▶ **What to produce**:
The data below should be printed in full, exactly, and without any of its images.

▶ **Stored data entries**:

(begin)

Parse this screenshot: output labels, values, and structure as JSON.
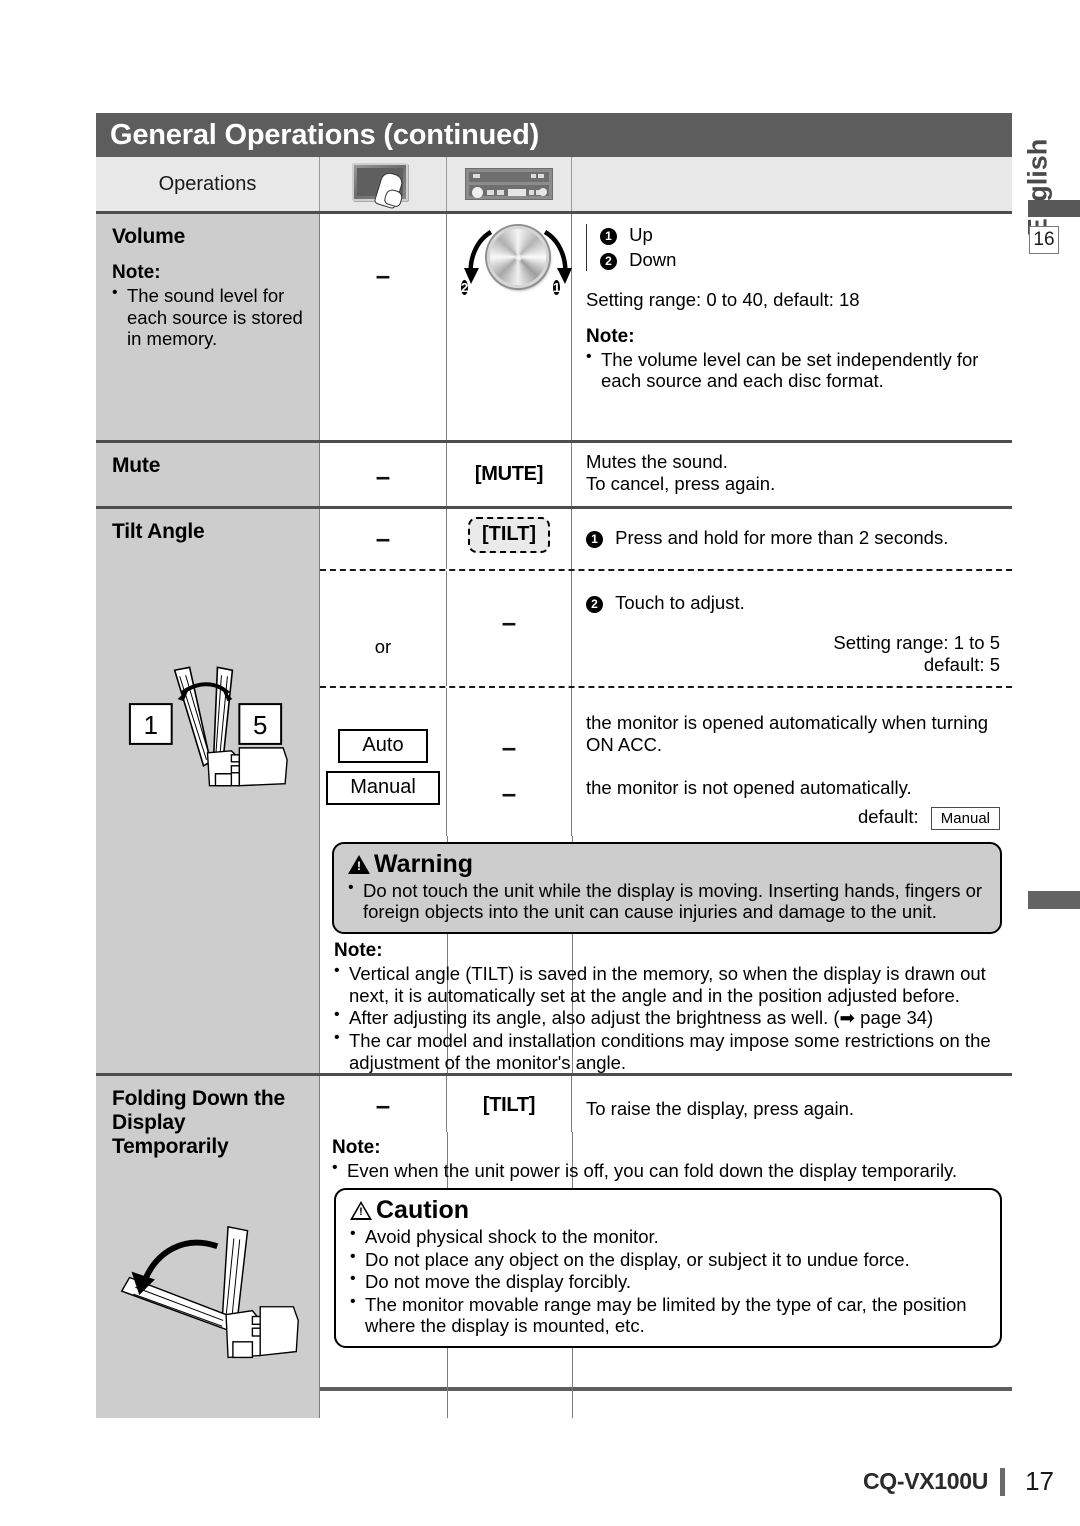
{
  "page": {
    "title": "General Operations (continued)",
    "language_tab": "English",
    "cross_ref_page": "16",
    "footer_model": "CQ-VX100U",
    "footer_page": "17"
  },
  "table": {
    "header": {
      "col_operations": "Operations",
      "icon_touch": "touch-panel-icon",
      "icon_headunit": "head-unit-icon"
    },
    "rows": [
      {
        "name": "Volume",
        "note_head": "Note:",
        "note_items": [
          "The sound level for each source is stored in memory."
        ],
        "col_a": "–",
        "knob_badge_cw": "1",
        "knob_badge_ccw": "2",
        "legend": [
          {
            "badge": "1",
            "text": "Up"
          },
          {
            "badge": "2",
            "text": "Down"
          }
        ],
        "setting_range": "Setting range: 0 to 40, default: 18",
        "desc_note_head": "Note:",
        "desc_note_items": [
          "The volume level can be set independently for each source and each disc format."
        ]
      },
      {
        "name": "Mute",
        "col_a": "–",
        "col_b": "[MUTE]",
        "desc_lines": [
          "Mutes the sound.",
          "To cancel, press again."
        ]
      },
      {
        "name": "Tilt Angle",
        "step1_col_a": "–",
        "step1_col_b": "[TILT]",
        "step1_badge": "1",
        "step1_text": "Press and hold for more than 2 seconds.",
        "step2_col_a": "or",
        "step2_col_b": "–",
        "step2_badge": "2",
        "step2_text": "Touch to adjust.",
        "step2_range_line1": "Setting range: 1 to 5",
        "step2_range_line2": "default: 5",
        "opt_auto_label": "Auto",
        "opt_auto_dash": "–",
        "opt_auto_desc": "the monitor is opened automatically when turning ON ACC.",
        "opt_manual_label": "Manual",
        "opt_manual_dash": "–",
        "opt_manual_desc": "the monitor is not opened automatically.",
        "default_label": "default:",
        "default_value": "Manual",
        "warning_title": "Warning",
        "warning_items": [
          "Do not touch the unit while the display is moving. Inserting hands, fingers or foreign objects into the unit can cause injuries and damage to the unit."
        ],
        "note_head": "Note:",
        "note_items": [
          "Vertical angle (TILT) is saved in the memory, so when the display is drawn out next, it is automatically set at the angle and in the position adjusted before.",
          "After adjusting its angle, also adjust the brightness as well. (➡ page 34)",
          "The car model and installation conditions may impose some restrictions on the adjustment of the monitor's angle."
        ],
        "illustration_label_left": "1",
        "illustration_label_right": "5"
      },
      {
        "name_line1": "Folding Down the",
        "name_line2": "Display Temporarily",
        "col_a": "–",
        "col_b": "[TILT]",
        "desc": "To raise the display, press again.",
        "note_head": "Note:",
        "note_items": [
          "Even when the unit power is off, you can fold down the display temporarily."
        ],
        "caution_title": "Caution",
        "caution_items": [
          "Avoid physical shock to the monitor.",
          "Do not place any object on the display, or subject it to undue force.",
          "Do not move the display forcibly.",
          "The monitor movable range may be limited by the type of car, the position where the display is mounted, etc."
        ]
      }
    ]
  },
  "colors": {
    "title_bar": "#5d5d5d",
    "label_cell": "#cdcdcd",
    "header_cell": "#e8e8e8",
    "warning_bg": "#cdcdcd"
  }
}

(end)

▶ **Solution for this exercise**:
Parse this screenshot: output labels, values, and structure as JSON.
{
  "page": {
    "title": "General Operations (continued)",
    "language_tab": "English",
    "cross_ref_page": "16",
    "footer_model": "CQ-VX100U",
    "footer_page": "17"
  },
  "table": {
    "header": {
      "col_operations": "Operations",
      "icon_touch": "touch-panel-icon",
      "icon_headunit": "head-unit-icon"
    },
    "rows": [
      {
        "name": "Volume",
        "note_head": "Note:",
        "note_items": [
          "The sound level for each source is stored in memory."
        ],
        "col_a": "–",
        "knob_badge_cw": "1",
        "knob_badge_ccw": "2",
        "legend": [
          {
            "badge": "1",
            "text": "Up"
          },
          {
            "badge": "2",
            "text": "Down"
          }
        ],
        "setting_range": "Setting range: 0 to 40, default: 18",
        "desc_note_head": "Note:",
        "desc_note_items": [
          "The volume level can be set independently for each source and each disc format."
        ]
      },
      {
        "name": "Mute",
        "col_a": "–",
        "col_b": "[MUTE]",
        "desc_lines": [
          "Mutes the sound.",
          "To cancel, press again."
        ]
      },
      {
        "name": "Tilt Angle",
        "step1_col_a": "–",
        "step1_col_b": "[TILT]",
        "step1_badge": "1",
        "step1_text": "Press and hold for more than 2 seconds.",
        "step2_col_a": "or",
        "step2_col_b": "–",
        "step2_badge": "2",
        "step2_text": "Touch to adjust.",
        "step2_range_line1": "Setting range: 1 to 5",
        "step2_range_line2": "default: 5",
        "opt_auto_label": "Auto",
        "opt_auto_dash": "–",
        "opt_auto_desc": "the monitor is opened automatically when turning ON ACC.",
        "opt_manual_label": "Manual",
        "opt_manual_dash": "–",
        "opt_manual_desc": "the monitor is not opened automatically.",
        "default_label": "default:",
        "default_value": "Manual",
        "warning_title": "Warning",
        "warning_items": [
          "Do not touch the unit while the display is moving. Inserting hands, fingers or foreign objects into the unit can cause injuries and damage to the unit."
        ],
        "note_head": "Note:",
        "note_items": [
          "Vertical angle (TILT) is saved in the memory, so when the display is drawn out next, it is automatically set at the angle and in the position adjusted before.",
          "After adjusting its angle, also adjust the brightness as well. (➡ page 34)",
          "The car model and installation conditions may impose some restrictions on the adjustment of the monitor's angle."
        ],
        "illustration_label_left": "1",
        "illustration_label_right": "5"
      },
      {
        "name_line1": "Folding Down the",
        "name_line2": "Display Temporarily",
        "col_a": "–",
        "col_b": "[TILT]",
        "desc": "To raise the display, press again.",
        "note_head": "Note:",
        "note_items": [
          "Even when the unit power is off, you can fold down the display temporarily."
        ],
        "caution_title": "Caution",
        "caution_items": [
          "Avoid physical shock to the monitor.",
          "Do not place any object on the display, or subject it to undue force.",
          "Do not move the display forcibly.",
          "The monitor movable range may be limited by the type of car, the position where the display is mounted, etc."
        ]
      }
    ]
  },
  "colors": {
    "title_bar": "#5d5d5d",
    "label_cell": "#cdcdcd",
    "header_cell": "#e8e8e8",
    "warning_bg": "#cdcdcd"
  }
}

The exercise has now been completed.